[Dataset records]
= = = = = = =

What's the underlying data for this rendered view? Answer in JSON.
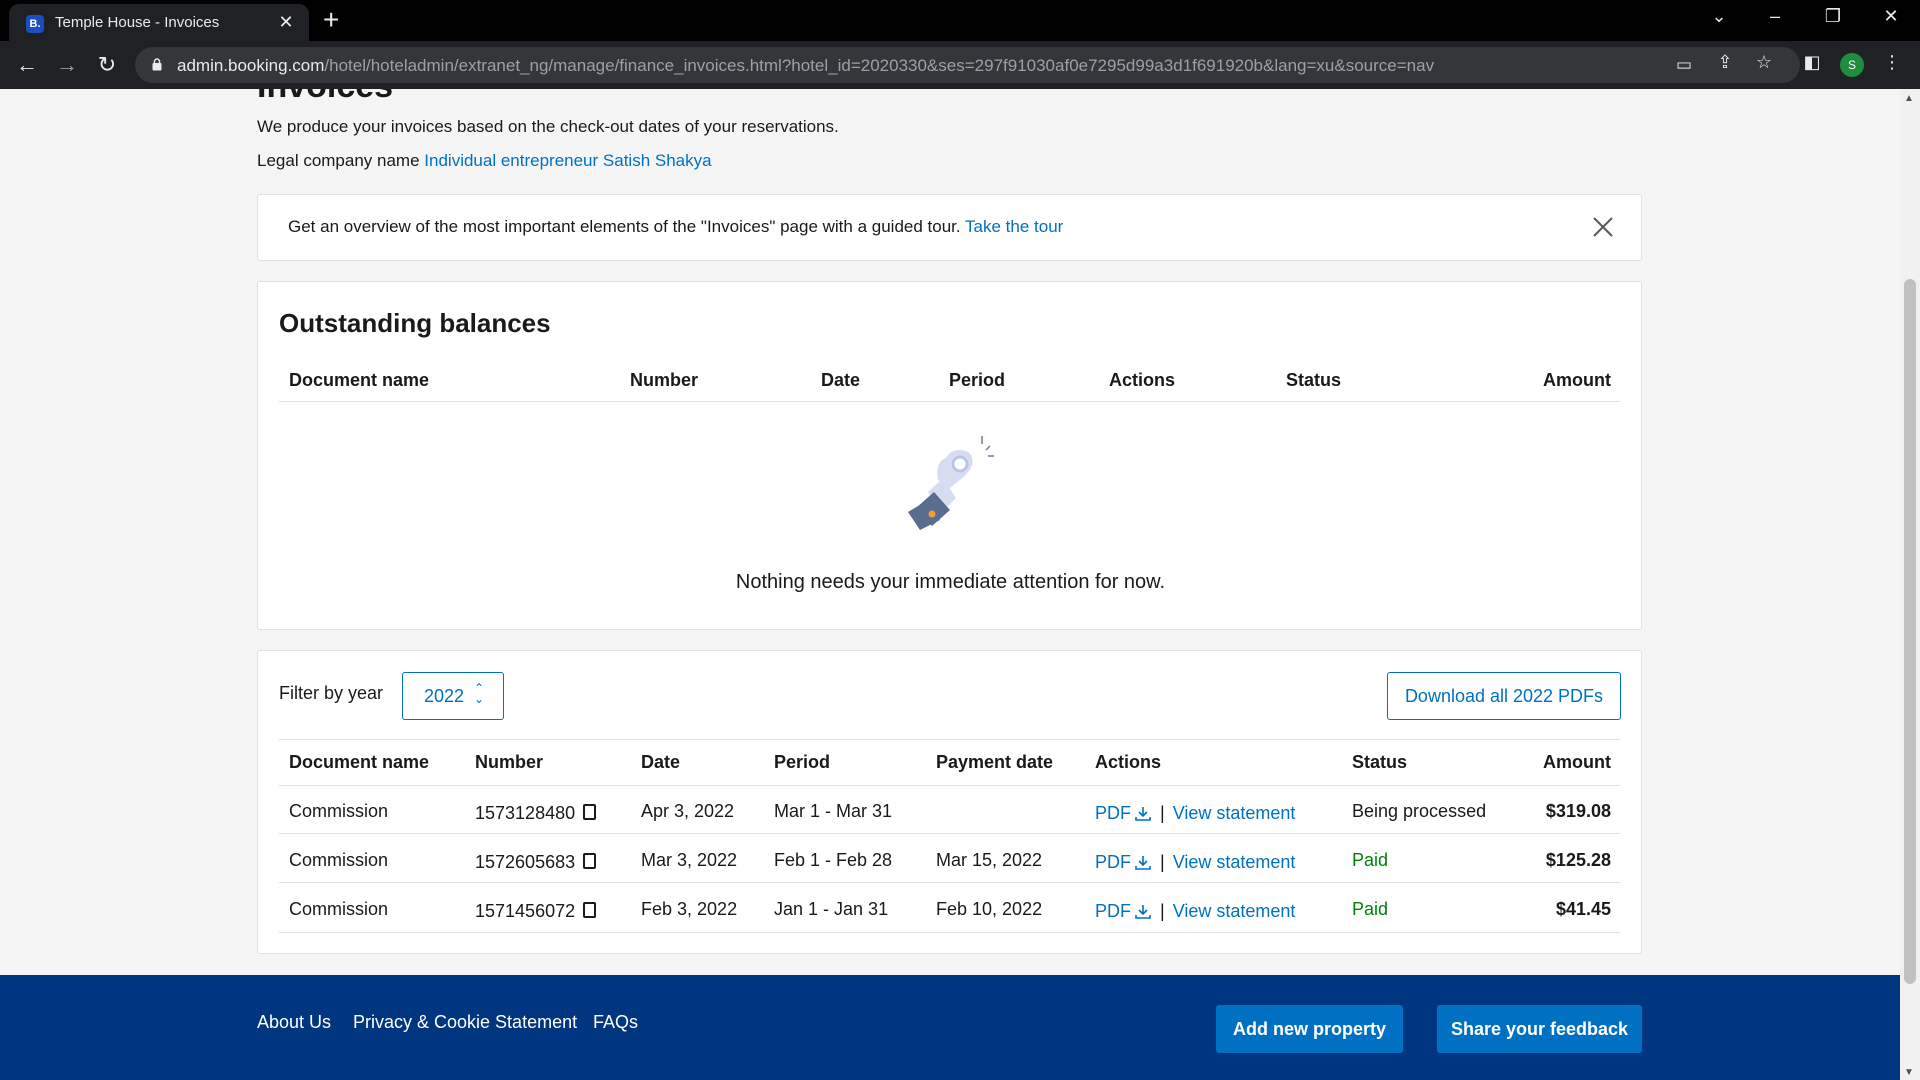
{
  "browser": {
    "tab_title": "Temple House - Invoices",
    "favicon_text": "B.",
    "url_host": "admin.booking.com",
    "url_path": "/hotel/hoteladmin/extranet_ng/manage/finance_invoices.html?hotel_id=2020330&ses=297f91030af0e7295d99a3d1f691920b&lang=xu&source=nav",
    "profile_initial": "S"
  },
  "page": {
    "title": "Invoices",
    "intro": "We produce your invoices based on the check-out dates of your reservations.",
    "legal_label": "Legal company name",
    "legal_name": "Individual entrepreneur Satish Shakya"
  },
  "tour": {
    "text": "Get an overview of the most important elements of the \"Invoices\" page with a guided tour.",
    "link": "Take the tour"
  },
  "outstanding": {
    "title": "Outstanding balances",
    "columns": [
      "Document name",
      "Number",
      "Date",
      "Period",
      "Actions",
      "Status",
      "Amount"
    ],
    "empty_text": "Nothing needs your immediate attention for now."
  },
  "invoices": {
    "filter_label": "Filter by year",
    "year": "2022",
    "download_all": "Download all 2022 PDFs",
    "columns": [
      "Document name",
      "Number",
      "Date",
      "Period",
      "Payment date",
      "Actions",
      "Status",
      "Amount"
    ],
    "pdf_label": "PDF",
    "view_statement_label": "View statement",
    "rows": [
      {
        "doc": "Commission",
        "number": "1573128480",
        "date": "Apr 3, 2022",
        "period": "Mar 1 - Mar 31",
        "payment_date": "",
        "status": "Being processed",
        "amount": "$319.08"
      },
      {
        "doc": "Commission",
        "number": "1572605683",
        "date": "Mar 3, 2022",
        "period": "Feb 1 - Feb 28",
        "payment_date": "Mar 15, 2022",
        "status": "Paid",
        "amount": "$125.28"
      },
      {
        "doc": "Commission",
        "number": "1571456072",
        "date": "Feb 3, 2022",
        "period": "Jan 1 - Jan 31",
        "payment_date": "Feb 10, 2022",
        "status": "Paid",
        "amount": "$41.45"
      }
    ]
  },
  "footer": {
    "links": [
      "About Us",
      "Privacy & Cookie Statement",
      "FAQs"
    ],
    "add_property": "Add new property",
    "feedback": "Share your feedback"
  },
  "colors": {
    "brand_dark": "#003580",
    "brand_link": "#0071c2",
    "paid_green": "#008009"
  }
}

= = = = = = =

Work instructions: All records should be output exactly, with the pictures left out.

Response to this exercise:
What's the underlying data for this rendered view? Answer in JSON.
{
  "browser": {
    "tab_title": "Temple House - Invoices",
    "favicon_text": "B.",
    "url_host": "admin.booking.com",
    "url_path": "/hotel/hoteladmin/extranet_ng/manage/finance_invoices.html?hotel_id=2020330&ses=297f91030af0e7295d99a3d1f691920b&lang=xu&source=nav",
    "profile_initial": "S"
  },
  "page": {
    "title": "Invoices",
    "intro": "We produce your invoices based on the check-out dates of your reservations.",
    "legal_label": "Legal company name",
    "legal_name": "Individual entrepreneur Satish Shakya"
  },
  "tour": {
    "text": "Get an overview of the most important elements of the \"Invoices\" page with a guided tour.",
    "link": "Take the tour"
  },
  "outstanding": {
    "title": "Outstanding balances",
    "columns": [
      "Document name",
      "Number",
      "Date",
      "Period",
      "Actions",
      "Status",
      "Amount"
    ],
    "empty_text": "Nothing needs your immediate attention for now."
  },
  "invoices": {
    "filter_label": "Filter by year",
    "year": "2022",
    "download_all": "Download all 2022 PDFs",
    "columns": [
      "Document name",
      "Number",
      "Date",
      "Period",
      "Payment date",
      "Actions",
      "Status",
      "Amount"
    ],
    "pdf_label": "PDF",
    "view_statement_label": "View statement",
    "rows": [
      {
        "doc": "Commission",
        "number": "1573128480",
        "date": "Apr 3, 2022",
        "period": "Mar 1 - Mar 31",
        "payment_date": "",
        "status": "Being processed",
        "amount": "$319.08"
      },
      {
        "doc": "Commission",
        "number": "1572605683",
        "date": "Mar 3, 2022",
        "period": "Feb 1 - Feb 28",
        "payment_date": "Mar 15, 2022",
        "status": "Paid",
        "amount": "$125.28"
      },
      {
        "doc": "Commission",
        "number": "1571456072",
        "date": "Feb 3, 2022",
        "period": "Jan 1 - Jan 31",
        "payment_date": "Feb 10, 2022",
        "status": "Paid",
        "amount": "$41.45"
      }
    ]
  },
  "footer": {
    "links": [
      "About Us",
      "Privacy & Cookie Statement",
      "FAQs"
    ],
    "add_property": "Add new property",
    "feedback": "Share your feedback"
  },
  "colors": {
    "brand_dark": "#003580",
    "brand_link": "#0071c2",
    "paid_green": "#008009"
  }
}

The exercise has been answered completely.